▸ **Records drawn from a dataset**

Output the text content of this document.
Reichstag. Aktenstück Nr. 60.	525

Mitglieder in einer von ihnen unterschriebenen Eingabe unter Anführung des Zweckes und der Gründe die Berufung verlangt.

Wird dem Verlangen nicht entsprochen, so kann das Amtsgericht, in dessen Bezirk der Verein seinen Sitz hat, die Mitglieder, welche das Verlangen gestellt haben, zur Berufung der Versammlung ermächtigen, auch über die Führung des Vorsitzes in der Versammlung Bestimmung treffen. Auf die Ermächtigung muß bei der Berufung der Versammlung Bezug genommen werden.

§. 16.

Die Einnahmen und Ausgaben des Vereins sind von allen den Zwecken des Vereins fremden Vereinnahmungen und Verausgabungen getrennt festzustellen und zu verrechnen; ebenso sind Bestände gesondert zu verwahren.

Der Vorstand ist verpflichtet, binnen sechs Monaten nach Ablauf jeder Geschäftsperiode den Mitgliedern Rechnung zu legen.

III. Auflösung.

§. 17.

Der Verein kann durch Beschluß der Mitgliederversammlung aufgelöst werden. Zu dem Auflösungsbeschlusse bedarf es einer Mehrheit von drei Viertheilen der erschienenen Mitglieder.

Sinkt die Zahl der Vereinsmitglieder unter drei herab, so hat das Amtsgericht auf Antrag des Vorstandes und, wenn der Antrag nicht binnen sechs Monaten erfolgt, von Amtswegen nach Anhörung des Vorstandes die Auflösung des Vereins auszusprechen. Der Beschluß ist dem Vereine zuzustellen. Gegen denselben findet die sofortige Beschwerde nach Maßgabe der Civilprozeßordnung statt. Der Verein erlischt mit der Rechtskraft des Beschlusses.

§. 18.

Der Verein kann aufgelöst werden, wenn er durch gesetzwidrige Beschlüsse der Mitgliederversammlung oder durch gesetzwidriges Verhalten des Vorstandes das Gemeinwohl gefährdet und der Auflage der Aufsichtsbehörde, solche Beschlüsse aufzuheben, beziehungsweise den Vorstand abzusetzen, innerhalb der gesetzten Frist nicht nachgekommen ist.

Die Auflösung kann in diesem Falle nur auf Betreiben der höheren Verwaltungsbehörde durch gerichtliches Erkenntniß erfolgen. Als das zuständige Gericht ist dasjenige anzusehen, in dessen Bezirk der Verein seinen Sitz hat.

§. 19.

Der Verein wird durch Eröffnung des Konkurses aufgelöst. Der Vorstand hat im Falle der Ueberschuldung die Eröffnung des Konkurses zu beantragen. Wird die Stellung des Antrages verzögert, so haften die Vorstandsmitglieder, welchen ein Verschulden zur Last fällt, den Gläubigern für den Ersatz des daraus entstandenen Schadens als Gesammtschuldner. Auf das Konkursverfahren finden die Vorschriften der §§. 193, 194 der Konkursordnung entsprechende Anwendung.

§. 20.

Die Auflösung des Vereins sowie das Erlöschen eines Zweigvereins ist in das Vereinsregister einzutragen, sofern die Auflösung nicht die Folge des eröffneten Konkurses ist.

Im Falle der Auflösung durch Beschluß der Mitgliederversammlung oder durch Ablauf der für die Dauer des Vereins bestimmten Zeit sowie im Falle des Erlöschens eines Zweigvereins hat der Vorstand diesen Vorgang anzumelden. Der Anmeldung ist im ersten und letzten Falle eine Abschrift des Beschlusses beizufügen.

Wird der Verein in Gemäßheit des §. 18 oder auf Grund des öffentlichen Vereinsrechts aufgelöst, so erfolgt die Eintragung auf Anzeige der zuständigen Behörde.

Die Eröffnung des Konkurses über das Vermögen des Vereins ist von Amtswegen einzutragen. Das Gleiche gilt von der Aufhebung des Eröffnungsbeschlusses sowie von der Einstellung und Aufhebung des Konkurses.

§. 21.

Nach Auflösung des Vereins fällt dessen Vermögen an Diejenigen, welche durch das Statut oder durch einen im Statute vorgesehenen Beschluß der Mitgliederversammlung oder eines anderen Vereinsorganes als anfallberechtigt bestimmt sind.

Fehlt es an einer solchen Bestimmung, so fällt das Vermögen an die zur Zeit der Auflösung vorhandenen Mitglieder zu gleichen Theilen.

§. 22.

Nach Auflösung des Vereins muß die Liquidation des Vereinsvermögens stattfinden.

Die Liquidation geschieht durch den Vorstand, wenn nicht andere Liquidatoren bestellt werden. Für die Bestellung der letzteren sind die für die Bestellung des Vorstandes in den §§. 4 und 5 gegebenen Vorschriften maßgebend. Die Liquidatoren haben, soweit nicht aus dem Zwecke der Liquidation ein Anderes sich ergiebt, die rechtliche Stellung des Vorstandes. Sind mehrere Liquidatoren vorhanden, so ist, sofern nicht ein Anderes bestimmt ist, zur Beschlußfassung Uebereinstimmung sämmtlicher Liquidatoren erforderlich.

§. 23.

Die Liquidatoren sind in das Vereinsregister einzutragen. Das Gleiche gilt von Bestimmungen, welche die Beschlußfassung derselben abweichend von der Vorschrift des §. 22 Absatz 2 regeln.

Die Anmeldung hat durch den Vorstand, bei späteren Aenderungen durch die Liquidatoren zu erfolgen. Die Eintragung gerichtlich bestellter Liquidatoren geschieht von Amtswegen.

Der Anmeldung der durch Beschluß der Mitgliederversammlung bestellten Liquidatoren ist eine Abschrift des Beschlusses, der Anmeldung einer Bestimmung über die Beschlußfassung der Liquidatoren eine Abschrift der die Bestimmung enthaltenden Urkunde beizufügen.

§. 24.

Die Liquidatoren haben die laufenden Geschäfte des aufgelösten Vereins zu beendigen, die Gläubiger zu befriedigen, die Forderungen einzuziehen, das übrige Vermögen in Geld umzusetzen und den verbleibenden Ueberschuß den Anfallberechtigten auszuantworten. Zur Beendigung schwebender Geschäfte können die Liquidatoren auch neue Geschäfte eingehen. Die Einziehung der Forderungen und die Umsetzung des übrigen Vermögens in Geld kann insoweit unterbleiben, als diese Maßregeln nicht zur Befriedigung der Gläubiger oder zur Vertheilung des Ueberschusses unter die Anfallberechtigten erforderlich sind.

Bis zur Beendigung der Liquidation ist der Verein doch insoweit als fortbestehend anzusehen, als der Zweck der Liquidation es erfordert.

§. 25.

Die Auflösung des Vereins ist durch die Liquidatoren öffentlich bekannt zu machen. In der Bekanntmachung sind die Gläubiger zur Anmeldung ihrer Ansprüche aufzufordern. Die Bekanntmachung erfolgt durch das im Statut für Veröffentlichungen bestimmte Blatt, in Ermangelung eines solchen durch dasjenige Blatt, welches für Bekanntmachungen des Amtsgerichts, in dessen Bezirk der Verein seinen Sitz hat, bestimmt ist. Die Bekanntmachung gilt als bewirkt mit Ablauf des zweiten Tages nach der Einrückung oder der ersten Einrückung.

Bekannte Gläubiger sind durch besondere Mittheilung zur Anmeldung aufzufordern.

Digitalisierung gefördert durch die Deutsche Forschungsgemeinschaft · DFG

--

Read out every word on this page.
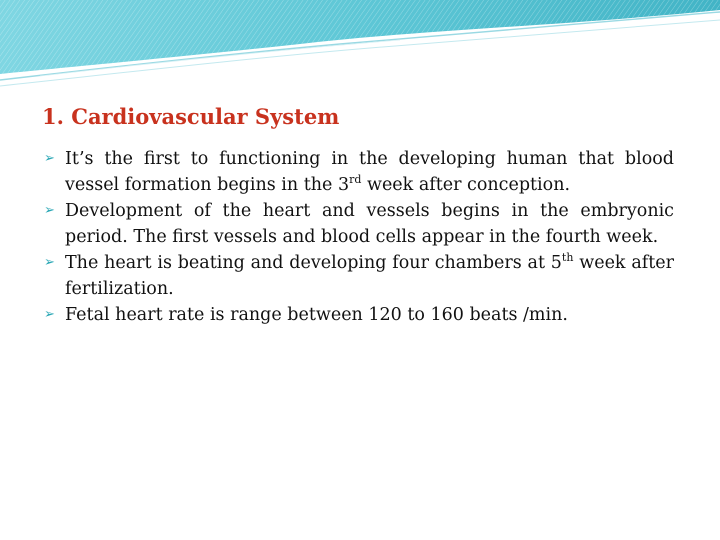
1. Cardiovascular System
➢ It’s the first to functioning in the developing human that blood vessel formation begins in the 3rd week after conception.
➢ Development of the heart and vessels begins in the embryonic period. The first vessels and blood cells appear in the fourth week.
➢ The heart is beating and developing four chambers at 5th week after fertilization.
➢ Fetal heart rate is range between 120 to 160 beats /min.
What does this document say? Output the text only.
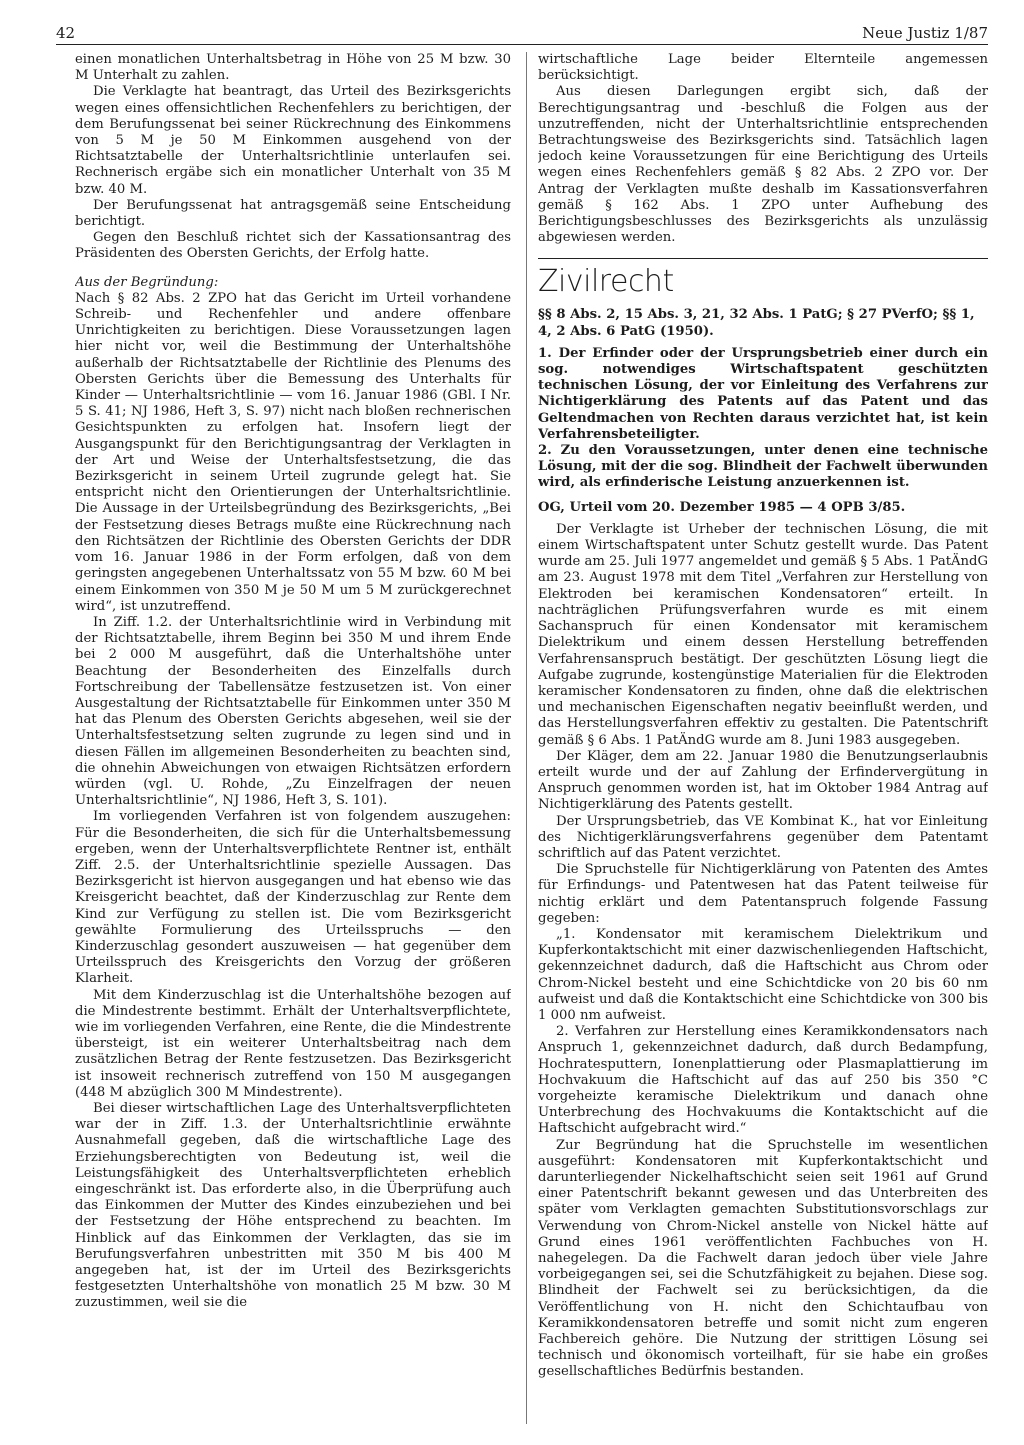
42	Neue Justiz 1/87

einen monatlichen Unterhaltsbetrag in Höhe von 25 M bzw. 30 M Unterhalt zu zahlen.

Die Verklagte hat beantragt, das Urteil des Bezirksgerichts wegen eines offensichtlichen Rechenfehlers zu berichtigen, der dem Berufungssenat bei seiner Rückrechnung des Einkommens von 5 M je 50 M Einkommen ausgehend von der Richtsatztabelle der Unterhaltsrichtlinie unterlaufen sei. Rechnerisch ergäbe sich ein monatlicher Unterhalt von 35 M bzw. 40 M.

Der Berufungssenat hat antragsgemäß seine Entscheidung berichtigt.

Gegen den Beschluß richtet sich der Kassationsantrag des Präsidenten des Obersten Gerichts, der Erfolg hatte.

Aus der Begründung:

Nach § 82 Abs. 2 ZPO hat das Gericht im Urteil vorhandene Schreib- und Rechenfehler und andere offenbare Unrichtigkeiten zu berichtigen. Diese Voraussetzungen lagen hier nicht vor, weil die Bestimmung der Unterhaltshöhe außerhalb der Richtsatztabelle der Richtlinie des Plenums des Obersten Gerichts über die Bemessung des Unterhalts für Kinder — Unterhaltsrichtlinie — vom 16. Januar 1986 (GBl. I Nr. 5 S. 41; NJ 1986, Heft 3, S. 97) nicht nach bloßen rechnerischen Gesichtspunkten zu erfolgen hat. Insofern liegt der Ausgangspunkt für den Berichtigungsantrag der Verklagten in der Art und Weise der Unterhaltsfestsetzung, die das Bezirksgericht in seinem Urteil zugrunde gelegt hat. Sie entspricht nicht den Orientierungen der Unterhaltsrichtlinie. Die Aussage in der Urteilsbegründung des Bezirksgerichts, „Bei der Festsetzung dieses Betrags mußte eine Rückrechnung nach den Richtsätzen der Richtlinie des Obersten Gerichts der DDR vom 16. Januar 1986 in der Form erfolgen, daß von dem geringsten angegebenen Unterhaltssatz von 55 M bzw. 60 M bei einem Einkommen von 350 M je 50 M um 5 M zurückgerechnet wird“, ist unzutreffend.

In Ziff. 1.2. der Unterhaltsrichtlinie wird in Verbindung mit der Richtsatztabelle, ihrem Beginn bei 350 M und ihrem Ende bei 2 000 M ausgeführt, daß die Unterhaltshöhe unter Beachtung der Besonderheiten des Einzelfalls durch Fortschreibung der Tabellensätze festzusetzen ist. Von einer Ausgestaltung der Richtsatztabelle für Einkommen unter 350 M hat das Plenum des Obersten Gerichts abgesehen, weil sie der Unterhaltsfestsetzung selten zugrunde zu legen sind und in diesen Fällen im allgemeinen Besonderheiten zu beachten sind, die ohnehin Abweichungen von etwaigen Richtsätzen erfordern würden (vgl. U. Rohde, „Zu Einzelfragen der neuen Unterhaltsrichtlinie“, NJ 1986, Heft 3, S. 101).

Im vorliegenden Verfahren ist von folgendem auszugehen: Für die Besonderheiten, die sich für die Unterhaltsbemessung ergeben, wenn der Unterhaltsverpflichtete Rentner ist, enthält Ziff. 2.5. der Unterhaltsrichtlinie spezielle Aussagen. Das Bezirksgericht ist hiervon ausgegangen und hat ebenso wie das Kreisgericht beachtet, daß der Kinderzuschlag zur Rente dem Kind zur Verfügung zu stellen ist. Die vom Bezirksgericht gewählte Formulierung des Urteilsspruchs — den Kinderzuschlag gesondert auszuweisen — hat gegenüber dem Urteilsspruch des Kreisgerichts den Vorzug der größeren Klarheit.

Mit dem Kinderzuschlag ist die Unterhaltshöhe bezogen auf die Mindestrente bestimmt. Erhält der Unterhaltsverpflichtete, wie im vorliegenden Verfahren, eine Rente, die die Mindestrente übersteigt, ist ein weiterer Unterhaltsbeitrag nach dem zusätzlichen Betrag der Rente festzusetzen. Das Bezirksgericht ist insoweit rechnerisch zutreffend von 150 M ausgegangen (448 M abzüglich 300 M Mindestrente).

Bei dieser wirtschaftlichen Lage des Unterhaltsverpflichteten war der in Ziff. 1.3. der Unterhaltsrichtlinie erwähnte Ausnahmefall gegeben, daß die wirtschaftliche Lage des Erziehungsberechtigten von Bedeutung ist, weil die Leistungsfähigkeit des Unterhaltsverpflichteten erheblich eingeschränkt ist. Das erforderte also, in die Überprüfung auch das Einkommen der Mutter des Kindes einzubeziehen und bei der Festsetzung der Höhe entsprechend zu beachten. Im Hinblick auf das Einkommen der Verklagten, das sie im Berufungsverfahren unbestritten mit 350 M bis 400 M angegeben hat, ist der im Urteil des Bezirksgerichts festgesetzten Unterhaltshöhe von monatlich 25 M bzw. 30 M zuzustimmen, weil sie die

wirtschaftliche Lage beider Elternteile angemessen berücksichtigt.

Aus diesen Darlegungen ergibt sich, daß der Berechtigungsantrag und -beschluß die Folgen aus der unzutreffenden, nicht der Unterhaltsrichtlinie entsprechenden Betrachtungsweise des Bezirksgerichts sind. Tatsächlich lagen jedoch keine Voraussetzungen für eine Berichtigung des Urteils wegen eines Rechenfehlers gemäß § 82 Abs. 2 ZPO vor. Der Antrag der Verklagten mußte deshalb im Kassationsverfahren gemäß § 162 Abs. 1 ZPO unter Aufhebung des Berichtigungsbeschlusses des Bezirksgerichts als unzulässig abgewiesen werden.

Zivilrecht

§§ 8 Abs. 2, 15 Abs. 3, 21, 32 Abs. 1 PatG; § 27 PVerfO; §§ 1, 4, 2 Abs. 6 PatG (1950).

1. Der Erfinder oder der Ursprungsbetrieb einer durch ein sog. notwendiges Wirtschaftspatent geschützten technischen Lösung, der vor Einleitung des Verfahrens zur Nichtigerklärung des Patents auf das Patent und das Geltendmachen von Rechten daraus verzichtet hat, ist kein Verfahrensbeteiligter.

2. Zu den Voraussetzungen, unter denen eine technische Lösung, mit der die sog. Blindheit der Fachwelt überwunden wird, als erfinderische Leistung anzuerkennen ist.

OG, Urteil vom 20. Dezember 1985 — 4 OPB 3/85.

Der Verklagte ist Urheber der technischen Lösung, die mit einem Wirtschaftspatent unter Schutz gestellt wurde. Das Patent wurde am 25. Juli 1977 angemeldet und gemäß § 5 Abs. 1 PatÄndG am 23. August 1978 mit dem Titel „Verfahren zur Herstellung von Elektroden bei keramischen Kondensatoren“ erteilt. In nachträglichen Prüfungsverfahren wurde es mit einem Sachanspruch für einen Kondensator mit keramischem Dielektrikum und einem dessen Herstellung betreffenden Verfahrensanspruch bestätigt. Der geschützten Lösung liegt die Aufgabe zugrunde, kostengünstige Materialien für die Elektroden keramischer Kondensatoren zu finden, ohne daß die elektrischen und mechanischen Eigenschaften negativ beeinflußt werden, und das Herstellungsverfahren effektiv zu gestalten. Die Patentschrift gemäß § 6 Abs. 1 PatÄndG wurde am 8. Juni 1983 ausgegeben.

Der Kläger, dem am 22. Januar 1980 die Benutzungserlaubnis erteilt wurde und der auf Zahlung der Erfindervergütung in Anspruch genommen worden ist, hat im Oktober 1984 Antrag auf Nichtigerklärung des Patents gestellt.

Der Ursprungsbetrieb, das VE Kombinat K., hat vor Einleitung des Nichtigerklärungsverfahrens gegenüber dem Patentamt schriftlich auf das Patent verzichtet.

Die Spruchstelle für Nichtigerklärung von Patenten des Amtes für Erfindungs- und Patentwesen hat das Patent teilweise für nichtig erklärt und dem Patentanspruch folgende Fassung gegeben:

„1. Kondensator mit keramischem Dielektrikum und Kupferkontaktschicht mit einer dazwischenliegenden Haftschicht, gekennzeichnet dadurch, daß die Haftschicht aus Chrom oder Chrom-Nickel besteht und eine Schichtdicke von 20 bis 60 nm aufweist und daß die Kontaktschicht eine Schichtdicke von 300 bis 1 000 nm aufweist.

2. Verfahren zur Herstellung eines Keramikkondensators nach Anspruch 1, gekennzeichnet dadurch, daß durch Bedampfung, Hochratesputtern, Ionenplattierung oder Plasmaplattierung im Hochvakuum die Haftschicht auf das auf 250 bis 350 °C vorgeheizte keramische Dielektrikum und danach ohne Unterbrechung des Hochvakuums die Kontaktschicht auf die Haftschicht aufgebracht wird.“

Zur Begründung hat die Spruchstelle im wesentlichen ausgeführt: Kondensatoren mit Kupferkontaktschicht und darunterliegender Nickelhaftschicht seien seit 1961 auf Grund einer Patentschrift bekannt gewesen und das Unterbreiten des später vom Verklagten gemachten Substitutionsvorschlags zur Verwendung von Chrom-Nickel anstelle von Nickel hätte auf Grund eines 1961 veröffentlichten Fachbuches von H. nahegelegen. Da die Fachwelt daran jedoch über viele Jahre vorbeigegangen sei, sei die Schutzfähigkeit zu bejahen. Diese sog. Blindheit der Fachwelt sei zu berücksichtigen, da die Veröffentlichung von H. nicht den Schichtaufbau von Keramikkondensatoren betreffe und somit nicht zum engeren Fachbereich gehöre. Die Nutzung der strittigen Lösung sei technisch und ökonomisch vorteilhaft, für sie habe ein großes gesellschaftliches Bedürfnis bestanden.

▸ **EXERCISE**
For each line above that includes the word "gekennzeichnet", make a copy of that line.

▸ **SOLUTION TO THIS PROBLEM**
„1. Kondensator mit keramischem Dielektrikum und Kupferkontaktschicht mit einer dazwischenliegenden Haftschicht, gekennzeichnet dadurch, daß die Haftschicht aus Chrom oder Chrom-Nickel besteht und eine Schichtdicke von 20 bis 60 nm aufweist und daß die Kontaktschicht eine Schichtdicke von 300 bis 1 000 nm aufweist.
2. Verfahren zur Herstellung eines Keramikkondensators nach Anspruch 1, gekennzeichnet dadurch, daß durch Bedampfung, Hochratesputtern, Ionenplattierung oder Plasmaplattierung im Hochvakuum die Haftschicht auf das auf 250 bis 350 °C vorgeheizte keramische Dielektrikum und danach ohne Unterbrechung des Hochvakuums die Kontaktschicht auf die Haftschicht aufgebracht wird.“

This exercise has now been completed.